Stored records
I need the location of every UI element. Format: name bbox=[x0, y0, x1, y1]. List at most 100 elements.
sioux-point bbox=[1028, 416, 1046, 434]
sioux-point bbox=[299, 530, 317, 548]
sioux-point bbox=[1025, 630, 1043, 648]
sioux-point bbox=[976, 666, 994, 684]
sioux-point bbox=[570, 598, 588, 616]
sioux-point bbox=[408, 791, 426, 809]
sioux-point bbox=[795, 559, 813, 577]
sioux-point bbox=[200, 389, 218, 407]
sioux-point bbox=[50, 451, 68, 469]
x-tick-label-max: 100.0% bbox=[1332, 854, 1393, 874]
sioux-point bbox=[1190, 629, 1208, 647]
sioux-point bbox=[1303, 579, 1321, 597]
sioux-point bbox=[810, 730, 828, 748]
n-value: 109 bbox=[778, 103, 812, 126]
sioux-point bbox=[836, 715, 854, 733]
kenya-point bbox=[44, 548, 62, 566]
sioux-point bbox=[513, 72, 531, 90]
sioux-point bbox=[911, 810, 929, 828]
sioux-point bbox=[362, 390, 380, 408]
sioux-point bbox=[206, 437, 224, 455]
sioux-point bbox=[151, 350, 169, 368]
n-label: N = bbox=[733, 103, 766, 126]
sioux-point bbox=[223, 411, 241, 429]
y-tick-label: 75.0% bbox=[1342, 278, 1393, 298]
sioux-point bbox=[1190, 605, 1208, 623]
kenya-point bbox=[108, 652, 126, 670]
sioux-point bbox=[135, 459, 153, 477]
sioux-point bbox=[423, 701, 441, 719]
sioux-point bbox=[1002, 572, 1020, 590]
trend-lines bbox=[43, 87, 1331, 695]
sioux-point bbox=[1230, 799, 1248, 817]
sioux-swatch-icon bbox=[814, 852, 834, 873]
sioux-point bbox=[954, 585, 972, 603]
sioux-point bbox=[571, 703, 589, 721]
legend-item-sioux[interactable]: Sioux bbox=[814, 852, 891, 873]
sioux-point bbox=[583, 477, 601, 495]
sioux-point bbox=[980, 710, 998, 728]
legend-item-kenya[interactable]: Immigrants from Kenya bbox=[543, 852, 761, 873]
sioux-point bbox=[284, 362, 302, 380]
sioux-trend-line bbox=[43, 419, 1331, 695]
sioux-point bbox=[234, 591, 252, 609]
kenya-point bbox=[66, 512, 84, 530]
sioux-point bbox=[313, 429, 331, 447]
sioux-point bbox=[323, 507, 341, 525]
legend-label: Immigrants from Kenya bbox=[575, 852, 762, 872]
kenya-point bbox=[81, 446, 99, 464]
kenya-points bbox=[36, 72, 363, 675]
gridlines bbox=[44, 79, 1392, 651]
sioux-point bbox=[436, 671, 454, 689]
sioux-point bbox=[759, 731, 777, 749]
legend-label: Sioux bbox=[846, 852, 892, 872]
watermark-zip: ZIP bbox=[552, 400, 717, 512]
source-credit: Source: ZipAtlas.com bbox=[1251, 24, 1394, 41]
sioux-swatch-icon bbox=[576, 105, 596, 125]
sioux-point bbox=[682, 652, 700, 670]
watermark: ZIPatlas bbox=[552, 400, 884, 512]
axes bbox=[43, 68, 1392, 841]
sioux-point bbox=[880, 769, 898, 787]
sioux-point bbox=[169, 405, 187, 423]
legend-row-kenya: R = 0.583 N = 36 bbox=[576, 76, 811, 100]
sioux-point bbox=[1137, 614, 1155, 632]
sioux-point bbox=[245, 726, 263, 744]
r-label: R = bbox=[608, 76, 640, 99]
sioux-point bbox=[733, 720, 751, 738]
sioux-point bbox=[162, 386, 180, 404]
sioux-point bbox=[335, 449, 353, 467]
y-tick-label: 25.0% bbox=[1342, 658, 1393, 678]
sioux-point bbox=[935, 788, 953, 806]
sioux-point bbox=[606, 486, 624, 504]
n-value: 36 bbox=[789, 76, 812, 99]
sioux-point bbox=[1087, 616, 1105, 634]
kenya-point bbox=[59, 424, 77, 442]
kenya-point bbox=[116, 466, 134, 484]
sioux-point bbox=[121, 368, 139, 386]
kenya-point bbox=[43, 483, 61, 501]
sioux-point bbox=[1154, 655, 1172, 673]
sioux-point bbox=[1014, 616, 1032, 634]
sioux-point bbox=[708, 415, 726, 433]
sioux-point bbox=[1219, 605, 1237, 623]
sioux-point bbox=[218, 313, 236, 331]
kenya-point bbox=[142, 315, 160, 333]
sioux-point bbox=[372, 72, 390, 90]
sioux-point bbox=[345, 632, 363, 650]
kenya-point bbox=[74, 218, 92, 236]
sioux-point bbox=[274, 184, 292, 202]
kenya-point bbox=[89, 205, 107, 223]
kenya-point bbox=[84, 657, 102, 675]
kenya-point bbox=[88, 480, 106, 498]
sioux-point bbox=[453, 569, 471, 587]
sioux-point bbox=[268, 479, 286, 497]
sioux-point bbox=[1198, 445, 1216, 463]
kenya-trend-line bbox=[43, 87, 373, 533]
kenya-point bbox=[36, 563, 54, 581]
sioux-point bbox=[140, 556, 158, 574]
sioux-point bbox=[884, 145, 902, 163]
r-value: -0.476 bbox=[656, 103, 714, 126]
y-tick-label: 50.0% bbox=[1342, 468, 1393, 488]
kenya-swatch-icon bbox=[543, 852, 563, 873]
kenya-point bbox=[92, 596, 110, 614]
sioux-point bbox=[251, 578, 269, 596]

### EXERCISE DESCRIPTION:
Reproduce every one of the entries above, swapping "y-tick-label" for "y-axis-tick-label" wherever it occurs, with everything else left unchanged.

### EXPECTED ANSWER:
I need the location of every UI element. Format: name bbox=[x0, y0, x1, y1]. List at most 100 elements.
sioux-point bbox=[1028, 416, 1046, 434]
sioux-point bbox=[299, 530, 317, 548]
sioux-point bbox=[1025, 630, 1043, 648]
sioux-point bbox=[976, 666, 994, 684]
sioux-point bbox=[570, 598, 588, 616]
sioux-point bbox=[408, 791, 426, 809]
sioux-point bbox=[795, 559, 813, 577]
sioux-point bbox=[200, 389, 218, 407]
sioux-point bbox=[50, 451, 68, 469]
x-tick-label-max: 100.0% bbox=[1332, 854, 1393, 874]
sioux-point bbox=[1190, 629, 1208, 647]
sioux-point bbox=[1303, 579, 1321, 597]
sioux-point bbox=[810, 730, 828, 748]
n-value: 109 bbox=[778, 103, 812, 126]
sioux-point bbox=[836, 715, 854, 733]
kenya-point bbox=[44, 548, 62, 566]
sioux-point bbox=[513, 72, 531, 90]
sioux-point bbox=[911, 810, 929, 828]
sioux-point bbox=[362, 390, 380, 408]
sioux-point bbox=[206, 437, 224, 455]
sioux-point bbox=[151, 350, 169, 368]
n-label: N = bbox=[733, 103, 766, 126]
sioux-point bbox=[223, 411, 241, 429]
y-axis-tick-label: 75.0% bbox=[1342, 278, 1393, 298]
sioux-point bbox=[1190, 605, 1208, 623]
kenya-point bbox=[108, 652, 126, 670]
sioux-point bbox=[135, 459, 153, 477]
sioux-point bbox=[423, 701, 441, 719]
sioux-point bbox=[1002, 572, 1020, 590]
trend-lines bbox=[43, 87, 1331, 695]
sioux-point bbox=[1230, 799, 1248, 817]
sioux-swatch-icon bbox=[814, 852, 834, 873]
sioux-point bbox=[954, 585, 972, 603]
sioux-point bbox=[571, 703, 589, 721]
legend-item-sioux[interactable]: Sioux bbox=[814, 852, 891, 873]
sioux-point bbox=[583, 477, 601, 495]
sioux-point bbox=[980, 710, 998, 728]
legend-item-kenya[interactable]: Immigrants from Kenya bbox=[543, 852, 761, 873]
sioux-point bbox=[284, 362, 302, 380]
sioux-trend-line bbox=[43, 419, 1331, 695]
sioux-point bbox=[234, 591, 252, 609]
kenya-point bbox=[66, 512, 84, 530]
sioux-point bbox=[313, 429, 331, 447]
sioux-point bbox=[323, 507, 341, 525]
legend-label: Immigrants from Kenya bbox=[575, 852, 762, 872]
kenya-point bbox=[81, 446, 99, 464]
kenya-points bbox=[36, 72, 363, 675]
gridlines bbox=[44, 79, 1392, 651]
sioux-point bbox=[436, 671, 454, 689]
sioux-point bbox=[759, 731, 777, 749]
legend-label: Sioux bbox=[846, 852, 892, 872]
watermark-zip: ZIP bbox=[552, 400, 717, 512]
source-credit: Source: ZipAtlas.com bbox=[1251, 24, 1394, 41]
sioux-swatch-icon bbox=[576, 105, 596, 125]
sioux-point bbox=[682, 652, 700, 670]
watermark: ZIPatlas bbox=[552, 400, 884, 512]
axes bbox=[43, 68, 1392, 841]
sioux-point bbox=[880, 769, 898, 787]
sioux-point bbox=[169, 405, 187, 423]
legend-row-kenya: R = 0.583 N = 36 bbox=[576, 76, 811, 100]
sioux-point bbox=[1137, 614, 1155, 632]
sioux-point bbox=[245, 726, 263, 744]
r-label: R = bbox=[608, 76, 640, 99]
sioux-point bbox=[733, 720, 751, 738]
sioux-point bbox=[162, 386, 180, 404]
sioux-point bbox=[335, 449, 353, 467]
y-axis-tick-label: 25.0% bbox=[1342, 658, 1393, 678]
sioux-point bbox=[935, 788, 953, 806]
sioux-point bbox=[606, 486, 624, 504]
n-value: 36 bbox=[789, 76, 812, 99]
sioux-point bbox=[1087, 616, 1105, 634]
kenya-point bbox=[59, 424, 77, 442]
kenya-point bbox=[116, 466, 134, 484]
sioux-point bbox=[121, 368, 139, 386]
kenya-point bbox=[43, 483, 61, 501]
sioux-point bbox=[1154, 655, 1172, 673]
sioux-point bbox=[1014, 616, 1032, 634]
sioux-point bbox=[708, 415, 726, 433]
sioux-point bbox=[1219, 605, 1237, 623]
sioux-point bbox=[218, 313, 236, 331]
kenya-point bbox=[142, 315, 160, 333]
sioux-point bbox=[372, 72, 390, 90]
sioux-point bbox=[345, 632, 363, 650]
kenya-point bbox=[74, 218, 92, 236]
sioux-point bbox=[274, 184, 292, 202]
kenya-point bbox=[89, 205, 107, 223]
kenya-point bbox=[84, 657, 102, 675]
kenya-point bbox=[88, 480, 106, 498]
sioux-point bbox=[453, 569, 471, 587]
sioux-point bbox=[268, 479, 286, 497]
sioux-point bbox=[1198, 445, 1216, 463]
kenya-trend-line bbox=[43, 87, 373, 533]
kenya-point bbox=[36, 563, 54, 581]
sioux-point bbox=[140, 556, 158, 574]
sioux-point bbox=[884, 145, 902, 163]
r-value: -0.476 bbox=[656, 103, 714, 126]
y-axis-tick-label: 50.0% bbox=[1342, 468, 1393, 488]
kenya-swatch-icon bbox=[543, 852, 563, 873]
kenya-point bbox=[92, 596, 110, 614]
sioux-point bbox=[251, 578, 269, 596]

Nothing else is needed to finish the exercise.